*Directions for this task*. Copy all records verbatim.

*Data for this exercise*.
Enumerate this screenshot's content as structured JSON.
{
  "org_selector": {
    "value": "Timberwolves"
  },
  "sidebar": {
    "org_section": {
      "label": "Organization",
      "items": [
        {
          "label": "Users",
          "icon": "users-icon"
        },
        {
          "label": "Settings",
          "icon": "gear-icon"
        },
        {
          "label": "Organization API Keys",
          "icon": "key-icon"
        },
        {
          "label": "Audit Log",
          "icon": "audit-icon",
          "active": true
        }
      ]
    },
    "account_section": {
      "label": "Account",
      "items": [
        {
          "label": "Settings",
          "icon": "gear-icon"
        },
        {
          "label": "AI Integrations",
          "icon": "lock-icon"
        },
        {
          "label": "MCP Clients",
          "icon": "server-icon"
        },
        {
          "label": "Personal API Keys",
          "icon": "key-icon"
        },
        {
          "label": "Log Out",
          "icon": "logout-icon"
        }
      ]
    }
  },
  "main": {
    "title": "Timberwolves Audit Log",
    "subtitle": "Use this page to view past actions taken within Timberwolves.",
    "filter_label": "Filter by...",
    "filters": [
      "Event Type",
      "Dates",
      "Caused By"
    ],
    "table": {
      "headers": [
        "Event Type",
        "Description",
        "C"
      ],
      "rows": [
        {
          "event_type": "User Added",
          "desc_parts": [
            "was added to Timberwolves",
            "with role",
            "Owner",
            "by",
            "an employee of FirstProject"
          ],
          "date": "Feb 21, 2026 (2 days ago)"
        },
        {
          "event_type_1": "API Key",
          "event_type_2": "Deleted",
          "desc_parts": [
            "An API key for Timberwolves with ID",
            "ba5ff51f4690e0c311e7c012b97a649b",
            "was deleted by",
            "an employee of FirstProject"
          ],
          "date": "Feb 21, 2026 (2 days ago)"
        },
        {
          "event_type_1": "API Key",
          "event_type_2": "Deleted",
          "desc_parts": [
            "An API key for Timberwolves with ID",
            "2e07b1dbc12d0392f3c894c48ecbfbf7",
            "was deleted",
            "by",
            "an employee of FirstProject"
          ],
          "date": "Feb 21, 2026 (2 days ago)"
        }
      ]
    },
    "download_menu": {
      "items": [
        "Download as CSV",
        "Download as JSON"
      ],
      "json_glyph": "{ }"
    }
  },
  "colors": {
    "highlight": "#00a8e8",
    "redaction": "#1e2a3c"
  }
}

*Exercise response*.
Enumerate this screenshot's content as structured JSON.
{
  "org_selector": {
    "value": "Timberwolves"
  },
  "sidebar": {
    "org_section": {
      "label": "Organization",
      "items": [
        {
          "label": "Users",
          "icon": "users-icon"
        },
        {
          "label": "Settings",
          "icon": "gear-icon"
        },
        {
          "label": "Organization API Keys",
          "icon": "key-icon"
        },
        {
          "label": "Audit Log",
          "icon": "audit-icon",
          "active": true
        }
      ]
    },
    "account_section": {
      "label": "Account",
      "items": [
        {
          "label": "Settings",
          "icon": "gear-icon"
        },
        {
          "label": "AI Integrations",
          "icon": "lock-icon"
        },
        {
          "label": "MCP Clients",
          "icon": "server-icon"
        },
        {
          "label": "Personal API Keys",
          "icon": "key-icon"
        },
        {
          "label": "Log Out",
          "icon": "logout-icon"
        }
      ]
    }
  },
  "main": {
    "title": "Timberwolves Audit Log",
    "subtitle": "Use this page to view past actions taken within Timberwolves.",
    "filter_label": "Filter by...",
    "filters": [
      "Event Type",
      "Dates",
      "Caused By"
    ],
    "table": {
      "headers": [
        "Event Type",
        "Description",
        "C"
      ],
      "rows": [
        {
          "event_type": "User Added",
          "desc_parts": [
            "was added to Timberwolves",
            "with role",
            "Owner",
            "by",
            "an employee of FirstProject"
          ],
          "date": "Feb 21, 2026 (2 days ago)"
        },
        {
          "event_type_1": "API Key",
          "event_type_2": "Deleted",
          "desc_parts": [
            "An API key for Timberwolves with ID",
            "ba5ff51f4690e0c311e7c012b97a649b",
            "was deleted by",
            "an employee of FirstProject"
          ],
          "date": "Feb 21, 2026 (2 days ago)"
        },
        {
          "event_type_1": "API Key",
          "event_type_2": "Deleted",
          "desc_parts": [
            "An API key for Timberwolves with ID",
            "2e07b1dbc12d0392f3c894c48ecbfbf7",
            "was deleted",
            "by",
            "an employee of FirstProject"
          ],
          "date": "Feb 21, 2026 (2 days ago)"
        }
      ]
    },
    "download_menu": {
      "items": [
        "Download as CSV",
        "Download as JSON"
      ],
      "json_glyph": "{ }"
    }
  },
  "colors": {
    "highlight": "#00a8e8",
    "redaction": "#1e2a3c"
  }
}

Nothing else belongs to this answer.